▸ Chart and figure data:
▬▬▬▬▬▬▬▬▬▬

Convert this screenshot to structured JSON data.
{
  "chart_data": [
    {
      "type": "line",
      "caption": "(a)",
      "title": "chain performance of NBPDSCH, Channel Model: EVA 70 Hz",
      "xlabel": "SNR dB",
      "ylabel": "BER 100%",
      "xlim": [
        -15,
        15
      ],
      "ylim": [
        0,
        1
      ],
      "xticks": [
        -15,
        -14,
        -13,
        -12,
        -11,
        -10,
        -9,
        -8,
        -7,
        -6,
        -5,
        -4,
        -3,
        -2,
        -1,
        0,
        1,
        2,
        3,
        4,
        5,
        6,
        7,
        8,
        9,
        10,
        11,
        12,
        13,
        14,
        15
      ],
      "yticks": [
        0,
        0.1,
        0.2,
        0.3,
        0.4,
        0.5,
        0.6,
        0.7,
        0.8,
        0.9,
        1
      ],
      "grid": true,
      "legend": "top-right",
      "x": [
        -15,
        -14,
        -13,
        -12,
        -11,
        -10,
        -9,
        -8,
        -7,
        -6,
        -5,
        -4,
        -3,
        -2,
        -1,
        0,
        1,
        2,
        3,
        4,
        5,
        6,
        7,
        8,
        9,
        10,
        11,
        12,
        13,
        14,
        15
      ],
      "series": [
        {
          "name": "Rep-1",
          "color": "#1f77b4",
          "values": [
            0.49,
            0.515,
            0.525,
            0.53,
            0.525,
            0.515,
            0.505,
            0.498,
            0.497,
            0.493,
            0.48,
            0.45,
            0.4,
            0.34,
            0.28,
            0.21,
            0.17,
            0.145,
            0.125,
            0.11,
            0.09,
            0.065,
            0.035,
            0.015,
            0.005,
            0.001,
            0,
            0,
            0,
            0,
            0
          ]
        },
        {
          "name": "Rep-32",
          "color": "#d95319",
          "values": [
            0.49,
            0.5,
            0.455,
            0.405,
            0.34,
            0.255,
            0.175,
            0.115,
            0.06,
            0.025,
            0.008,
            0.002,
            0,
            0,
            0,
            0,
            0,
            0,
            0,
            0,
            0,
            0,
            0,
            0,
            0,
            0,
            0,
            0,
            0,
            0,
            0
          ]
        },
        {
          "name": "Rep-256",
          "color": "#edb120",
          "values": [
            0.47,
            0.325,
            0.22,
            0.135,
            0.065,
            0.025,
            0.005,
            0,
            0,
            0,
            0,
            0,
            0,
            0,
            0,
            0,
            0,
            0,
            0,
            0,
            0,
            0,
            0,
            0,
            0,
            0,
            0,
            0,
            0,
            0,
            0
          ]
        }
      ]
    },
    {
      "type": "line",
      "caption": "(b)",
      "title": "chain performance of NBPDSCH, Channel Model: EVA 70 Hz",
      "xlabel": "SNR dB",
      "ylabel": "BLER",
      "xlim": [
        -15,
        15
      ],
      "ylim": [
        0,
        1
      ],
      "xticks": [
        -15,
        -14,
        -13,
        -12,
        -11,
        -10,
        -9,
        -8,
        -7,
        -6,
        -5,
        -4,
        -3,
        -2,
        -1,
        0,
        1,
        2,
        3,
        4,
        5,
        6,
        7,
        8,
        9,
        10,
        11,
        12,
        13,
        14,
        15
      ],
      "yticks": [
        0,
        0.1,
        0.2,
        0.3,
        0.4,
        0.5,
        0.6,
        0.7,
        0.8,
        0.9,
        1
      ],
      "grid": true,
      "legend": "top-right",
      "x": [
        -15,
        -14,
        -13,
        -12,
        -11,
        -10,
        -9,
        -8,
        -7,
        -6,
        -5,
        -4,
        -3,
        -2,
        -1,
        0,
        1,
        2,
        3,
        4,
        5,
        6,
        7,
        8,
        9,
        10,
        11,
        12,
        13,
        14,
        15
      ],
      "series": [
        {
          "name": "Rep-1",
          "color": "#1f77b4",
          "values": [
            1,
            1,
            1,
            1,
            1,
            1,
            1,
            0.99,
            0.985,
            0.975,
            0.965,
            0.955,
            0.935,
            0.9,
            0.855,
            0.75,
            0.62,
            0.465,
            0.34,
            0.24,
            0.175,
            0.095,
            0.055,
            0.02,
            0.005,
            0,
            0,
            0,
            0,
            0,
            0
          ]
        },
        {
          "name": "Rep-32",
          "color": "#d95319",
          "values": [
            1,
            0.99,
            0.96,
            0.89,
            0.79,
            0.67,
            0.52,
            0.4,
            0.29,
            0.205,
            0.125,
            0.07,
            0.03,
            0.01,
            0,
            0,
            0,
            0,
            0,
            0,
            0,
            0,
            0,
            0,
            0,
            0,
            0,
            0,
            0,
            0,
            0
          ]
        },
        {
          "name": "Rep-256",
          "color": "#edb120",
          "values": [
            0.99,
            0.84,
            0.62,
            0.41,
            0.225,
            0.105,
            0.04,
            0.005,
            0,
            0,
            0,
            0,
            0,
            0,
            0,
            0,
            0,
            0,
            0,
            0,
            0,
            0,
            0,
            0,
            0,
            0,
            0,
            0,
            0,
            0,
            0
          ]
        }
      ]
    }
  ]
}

▬▬▬▬▬▬▬▬▬▬

Take the lines above and print them exactly.

Convert this screenshot to structured JSON data.
{
  "chart_data": [
    {
      "type": "line",
      "caption": "(a)",
      "title": "chain performance of NBPDSCH, Channel Model: EVA 70 Hz",
      "xlabel": "SNR dB",
      "ylabel": "BER 100%",
      "xlim": [
        -15,
        15
      ],
      "ylim": [
        0,
        1
      ],
      "xticks": [
        -15,
        -14,
        -13,
        -12,
        -11,
        -10,
        -9,
        -8,
        -7,
        -6,
        -5,
        -4,
        -3,
        -2,
        -1,
        0,
        1,
        2,
        3,
        4,
        5,
        6,
        7,
        8,
        9,
        10,
        11,
        12,
        13,
        14,
        15
      ],
      "yticks": [
        0,
        0.1,
        0.2,
        0.3,
        0.4,
        0.5,
        0.6,
        0.7,
        0.8,
        0.9,
        1
      ],
      "grid": true,
      "legend": "top-right",
      "x": [
        -15,
        -14,
        -13,
        -12,
        -11,
        -10,
        -9,
        -8,
        -7,
        -6,
        -5,
        -4,
        -3,
        -2,
        -1,
        0,
        1,
        2,
        3,
        4,
        5,
        6,
        7,
        8,
        9,
        10,
        11,
        12,
        13,
        14,
        15
      ],
      "series": [
        {
          "name": "Rep-1",
          "color": "#1f77b4",
          "values": [
            0.49,
            0.515,
            0.525,
            0.53,
            0.525,
            0.515,
            0.505,
            0.498,
            0.497,
            0.493,
            0.48,
            0.45,
            0.4,
            0.34,
            0.28,
            0.21,
            0.17,
            0.145,
            0.125,
            0.11,
            0.09,
            0.065,
            0.035,
            0.015,
            0.005,
            0.001,
            0,
            0,
            0,
            0,
            0
          ]
        },
        {
          "name": "Rep-32",
          "color": "#d95319",
          "values": [
            0.49,
            0.5,
            0.455,
            0.405,
            0.34,
            0.255,
            0.175,
            0.115,
            0.06,
            0.025,
            0.008,
            0.002,
            0,
            0,
            0,
            0,
            0,
            0,
            0,
            0,
            0,
            0,
            0,
            0,
            0,
            0,
            0,
            0,
            0,
            0,
            0
          ]
        },
        {
          "name": "Rep-256",
          "color": "#edb120",
          "values": [
            0.47,
            0.325,
            0.22,
            0.135,
            0.065,
            0.025,
            0.005,
            0,
            0,
            0,
            0,
            0,
            0,
            0,
            0,
            0,
            0,
            0,
            0,
            0,
            0,
            0,
            0,
            0,
            0,
            0,
            0,
            0,
            0,
            0,
            0
          ]
        }
      ]
    },
    {
      "type": "line",
      "caption": "(b)",
      "title": "chain performance of NBPDSCH, Channel Model: EVA 70 Hz",
      "xlabel": "SNR dB",
      "ylabel": "BLER",
      "xlim": [
        -15,
        15
      ],
      "ylim": [
        0,
        1
      ],
      "xticks": [
        -15,
        -14,
        -13,
        -12,
        -11,
        -10,
        -9,
        -8,
        -7,
        -6,
        -5,
        -4,
        -3,
        -2,
        -1,
        0,
        1,
        2,
        3,
        4,
        5,
        6,
        7,
        8,
        9,
        10,
        11,
        12,
        13,
        14,
        15
      ],
      "yticks": [
        0,
        0.1,
        0.2,
        0.3,
        0.4,
        0.5,
        0.6,
        0.7,
        0.8,
        0.9,
        1
      ],
      "grid": true,
      "legend": "top-right",
      "x": [
        -15,
        -14,
        -13,
        -12,
        -11,
        -10,
        -9,
        -8,
        -7,
        -6,
        -5,
        -4,
        -3,
        -2,
        -1,
        0,
        1,
        2,
        3,
        4,
        5,
        6,
        7,
        8,
        9,
        10,
        11,
        12,
        13,
        14,
        15
      ],
      "series": [
        {
          "name": "Rep-1",
          "color": "#1f77b4",
          "values": [
            1,
            1,
            1,
            1,
            1,
            1,
            1,
            0.99,
            0.985,
            0.975,
            0.965,
            0.955,
            0.935,
            0.9,
            0.855,
            0.75,
            0.62,
            0.465,
            0.34,
            0.24,
            0.175,
            0.095,
            0.055,
            0.02,
            0.005,
            0,
            0,
            0,
            0,
            0,
            0
          ]
        },
        {
          "name": "Rep-32",
          "color": "#d95319",
          "values": [
            1,
            0.99,
            0.96,
            0.89,
            0.79,
            0.67,
            0.52,
            0.4,
            0.29,
            0.205,
            0.125,
            0.07,
            0.03,
            0.01,
            0,
            0,
            0,
            0,
            0,
            0,
            0,
            0,
            0,
            0,
            0,
            0,
            0,
            0,
            0,
            0,
            0
          ]
        },
        {
          "name": "Rep-256",
          "color": "#edb120",
          "values": [
            0.99,
            0.84,
            0.62,
            0.41,
            0.225,
            0.105,
            0.04,
            0.005,
            0,
            0,
            0,
            0,
            0,
            0,
            0,
            0,
            0,
            0,
            0,
            0,
            0,
            0,
            0,
            0,
            0,
            0,
            0,
            0,
            0,
            0,
            0
          ]
        }
      ]
    }
  ]
}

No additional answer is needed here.